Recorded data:

====

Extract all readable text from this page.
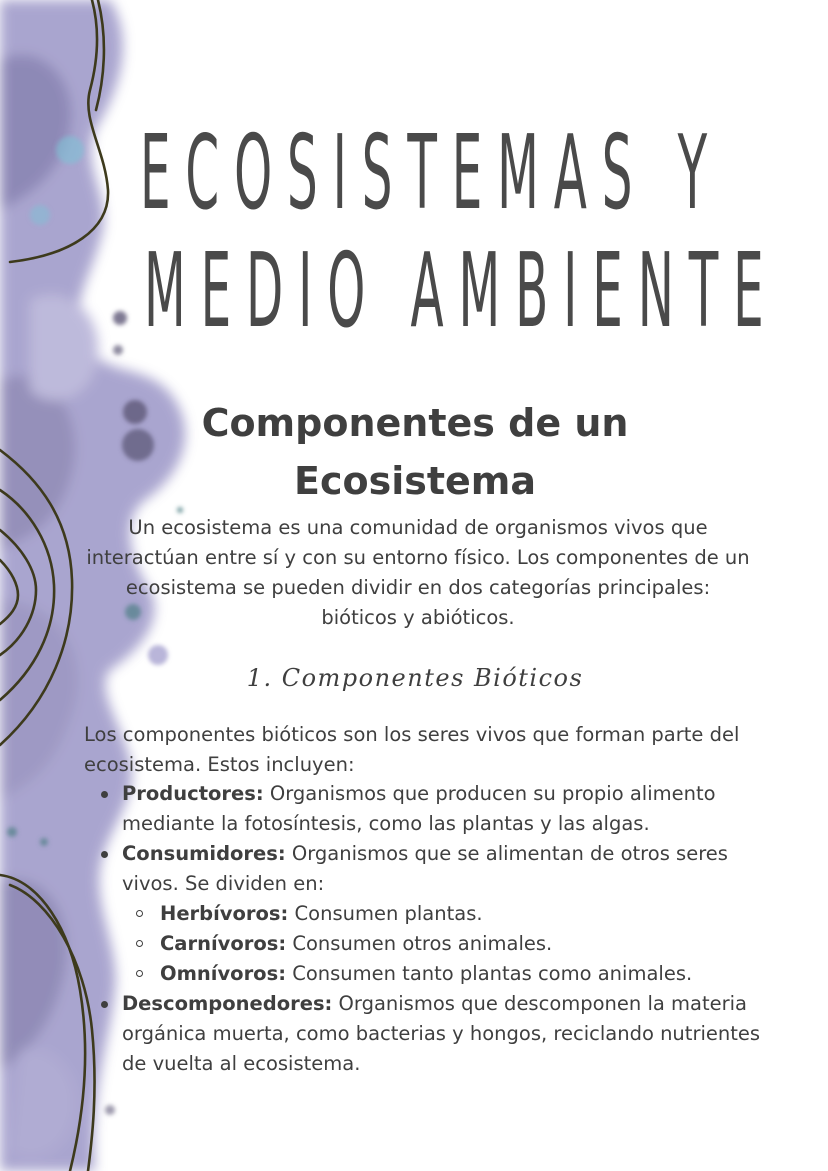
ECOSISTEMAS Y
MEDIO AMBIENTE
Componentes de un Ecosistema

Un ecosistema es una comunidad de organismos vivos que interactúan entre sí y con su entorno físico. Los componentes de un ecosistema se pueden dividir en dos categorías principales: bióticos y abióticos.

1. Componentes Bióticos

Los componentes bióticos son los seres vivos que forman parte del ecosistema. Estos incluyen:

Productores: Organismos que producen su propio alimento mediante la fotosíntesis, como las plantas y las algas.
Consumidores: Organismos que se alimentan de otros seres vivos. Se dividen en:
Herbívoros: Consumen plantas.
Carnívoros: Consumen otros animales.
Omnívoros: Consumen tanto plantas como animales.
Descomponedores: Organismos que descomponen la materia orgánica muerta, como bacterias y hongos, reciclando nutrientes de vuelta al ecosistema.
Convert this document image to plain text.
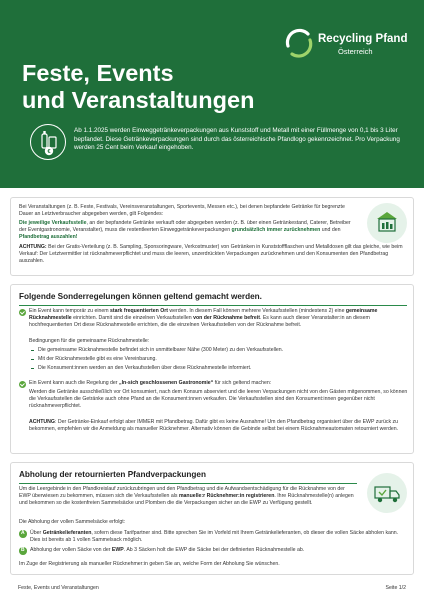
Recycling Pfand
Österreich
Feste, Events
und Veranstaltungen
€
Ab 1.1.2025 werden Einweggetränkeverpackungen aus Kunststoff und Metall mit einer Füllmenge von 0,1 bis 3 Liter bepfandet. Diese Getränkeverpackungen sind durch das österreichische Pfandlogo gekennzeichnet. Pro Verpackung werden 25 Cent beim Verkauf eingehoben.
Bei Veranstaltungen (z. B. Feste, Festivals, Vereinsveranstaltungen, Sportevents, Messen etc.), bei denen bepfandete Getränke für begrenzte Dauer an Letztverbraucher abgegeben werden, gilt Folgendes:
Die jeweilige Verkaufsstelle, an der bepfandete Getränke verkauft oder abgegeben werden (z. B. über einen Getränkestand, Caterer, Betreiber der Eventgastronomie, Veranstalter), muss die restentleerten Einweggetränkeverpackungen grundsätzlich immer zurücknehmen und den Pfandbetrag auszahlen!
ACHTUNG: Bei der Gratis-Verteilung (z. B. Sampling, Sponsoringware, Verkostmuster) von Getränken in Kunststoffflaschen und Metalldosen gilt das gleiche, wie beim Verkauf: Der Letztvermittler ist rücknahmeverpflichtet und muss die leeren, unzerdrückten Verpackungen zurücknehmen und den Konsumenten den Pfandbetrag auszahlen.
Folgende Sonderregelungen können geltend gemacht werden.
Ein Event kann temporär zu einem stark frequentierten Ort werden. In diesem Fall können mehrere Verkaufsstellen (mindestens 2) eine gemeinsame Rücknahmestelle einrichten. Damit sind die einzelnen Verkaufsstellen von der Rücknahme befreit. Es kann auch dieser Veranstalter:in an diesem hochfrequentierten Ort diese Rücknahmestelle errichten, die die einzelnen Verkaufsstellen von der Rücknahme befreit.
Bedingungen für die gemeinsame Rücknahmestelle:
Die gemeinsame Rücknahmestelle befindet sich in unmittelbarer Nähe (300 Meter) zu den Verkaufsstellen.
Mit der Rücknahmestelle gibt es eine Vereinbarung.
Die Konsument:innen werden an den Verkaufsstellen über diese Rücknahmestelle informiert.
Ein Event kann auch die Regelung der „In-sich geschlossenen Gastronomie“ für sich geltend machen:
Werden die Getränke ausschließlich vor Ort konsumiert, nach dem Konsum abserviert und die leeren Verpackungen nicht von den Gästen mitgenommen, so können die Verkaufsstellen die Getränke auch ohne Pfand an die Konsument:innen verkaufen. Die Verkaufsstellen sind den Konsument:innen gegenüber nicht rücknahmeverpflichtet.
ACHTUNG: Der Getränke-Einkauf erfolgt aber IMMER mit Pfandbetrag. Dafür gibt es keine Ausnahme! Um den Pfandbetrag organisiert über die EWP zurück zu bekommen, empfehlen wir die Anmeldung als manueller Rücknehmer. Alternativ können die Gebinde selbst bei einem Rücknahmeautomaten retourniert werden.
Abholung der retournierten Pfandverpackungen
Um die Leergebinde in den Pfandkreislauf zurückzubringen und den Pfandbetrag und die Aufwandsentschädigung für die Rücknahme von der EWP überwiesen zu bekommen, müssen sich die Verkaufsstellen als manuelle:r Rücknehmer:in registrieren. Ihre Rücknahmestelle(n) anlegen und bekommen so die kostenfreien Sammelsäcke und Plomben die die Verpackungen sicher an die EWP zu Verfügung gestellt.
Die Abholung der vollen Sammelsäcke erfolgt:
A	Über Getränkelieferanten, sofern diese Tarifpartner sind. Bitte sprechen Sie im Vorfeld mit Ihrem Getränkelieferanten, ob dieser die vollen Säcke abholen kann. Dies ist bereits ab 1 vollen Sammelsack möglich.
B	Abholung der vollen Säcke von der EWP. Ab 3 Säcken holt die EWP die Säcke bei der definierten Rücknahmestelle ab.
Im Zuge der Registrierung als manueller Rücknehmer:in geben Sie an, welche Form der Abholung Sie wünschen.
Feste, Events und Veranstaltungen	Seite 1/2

====

§ **Requirement**:
Print the entries again exactly as they appear above. Do not print the pictures.

§ **Written solution**:
Extract all readable text from this page.
ECOSISTEMAS Y
MEDIO AMBIENTE
Componentes de un Ecosistema

Un ecosistema es una comunidad de organismos vivos que interactúan entre sí y con su entorno físico. Los componentes de un ecosistema se pueden dividir en dos categorías principales: bióticos y abióticos.

1. Componentes Bióticos

Los componentes bióticos son los seres vivos que forman parte del ecosistema. Estos incluyen:

Productores: Organismos que producen su propio alimento mediante la fotosíntesis, como las plantas y las algas.
Consumidores: Organismos que se alimentan de otros seres vivos. Se dividen en:
Herbívoros: Consumen plantas.
Carnívoros: Consumen otros animales.
Omnívoros: Consumen tanto plantas como animales.
Descomponedores: Organismos que descomponen la materia orgánica muerta, como bacterias y hongos, reciclando nutrientes de vuelta al ecosistema.
Convert this document image to plain text.
Recycling Pfand
Österreich
Feste, Events
und Veranstaltungen
€
Ab 1.1.2025 werden Einweggetränkeverpackungen aus Kunststoff und Metall mit einer Füllmenge von 0,1 bis 3 Liter bepfandet. Diese Getränkeverpackungen sind durch das österreichische Pfandlogo gekennzeichnet. Pro Verpackung werden 25 Cent beim Verkauf eingehoben.
Bei Veranstaltungen (z. B. Feste, Festivals, Vereinsveranstaltungen, Sportevents, Messen etc.), bei denen bepfandete Getränke für begrenzte Dauer an Letztverbraucher abgegeben werden, gilt Folgendes:
Die jeweilige Verkaufsstelle, an der bepfandete Getränke verkauft oder abgegeben werden (z. B. über einen Getränkestand, Caterer, Betreiber der Eventgastronomie, Veranstalter), muss die restentleerten Einweggetränkeverpackungen grundsätzlich immer zurücknehmen und den Pfandbetrag auszahlen!
ACHTUNG: Bei der Gratis-Verteilung (z. B. Sampling, Sponsoringware, Verkostmuster) von Getränken in Kunststoffflaschen und Metalldosen gilt das gleiche, wie beim Verkauf: Der Letztvermittler ist rücknahmeverpflichtet und muss die leeren, unzerdrückten Verpackungen zurücknehmen und den Konsumenten den Pfandbetrag auszahlen.
Folgende Sonderregelungen können geltend gemacht werden.
Ein Event kann temporär zu einem stark frequentierten Ort werden. In diesem Fall können mehrere Verkaufsstellen (mindestens 2) eine gemeinsame Rücknahmestelle einrichten. Damit sind die einzelnen Verkaufsstellen von der Rücknahme befreit. Es kann auch dieser Veranstalter:in an diesem hochfrequentierten Ort diese Rücknahmestelle errichten, die die einzelnen Verkaufsstellen von der Rücknahme befreit.
Bedingungen für die gemeinsame Rücknahmestelle:
Die gemeinsame Rücknahmestelle befindet sich in unmittelbarer Nähe (300 Meter) zu den Verkaufsstellen.
Mit der Rücknahmestelle gibt es eine Vereinbarung.
Die Konsument:innen werden an den Verkaufsstellen über diese Rücknahmestelle informiert.
Ein Event kann auch die Regelung der „In-sich geschlossenen Gastronomie“ für sich geltend machen:
Werden die Getränke ausschließlich vor Ort konsumiert, nach dem Konsum abserviert und die leeren Verpackungen nicht von den Gästen mitgenommen, so können die Verkaufsstellen die Getränke auch ohne Pfand an die Konsument:innen verkaufen. Die Verkaufsstellen sind den Konsument:innen gegenüber nicht rücknahmeverpflichtet.
ACHTUNG: Der Getränke-Einkauf erfolgt aber IMMER mit Pfandbetrag. Dafür gibt es keine Ausnahme! Um den Pfandbetrag organisiert über die EWP zurück zu bekommen, empfehlen wir die Anmeldung als manueller Rücknehmer. Alternativ können die Gebinde selbst bei einem Rücknahmeautomaten retourniert werden.
Abholung der retournierten Pfandverpackungen
Um die Leergebinde in den Pfandkreislauf zurückzubringen und den Pfandbetrag und die Aufwandsentschädigung für die Rücknahme von der EWP überwiesen zu bekommen, müssen sich die Verkaufsstellen als manuelle:r Rücknehmer:in registrieren. Ihre Rücknahmestelle(n) anlegen und bekommen so die kostenfreien Sammelsäcke und Plomben die die Verpackungen sicher an die EWP zu Verfügung gestellt.
Die Abholung der vollen Sammelsäcke erfolgt:
A	Über Getränkelieferanten, sofern diese Tarifpartner sind. Bitte sprechen Sie im Vorfeld mit Ihrem Getränkelieferanten, ob dieser die vollen Säcke abholen kann. Dies ist bereits ab 1 vollen Sammelsack möglich.
B	Abholung der vollen Säcke von der EWP. Ab 3 Säcken holt die EWP die Säcke bei der definierten Rücknahmestelle ab.
Im Zuge der Registrierung als manueller Rücknehmer:in geben Sie an, welche Form der Abholung Sie wünschen.
Feste, Events und Veranstaltungen	Seite 1/2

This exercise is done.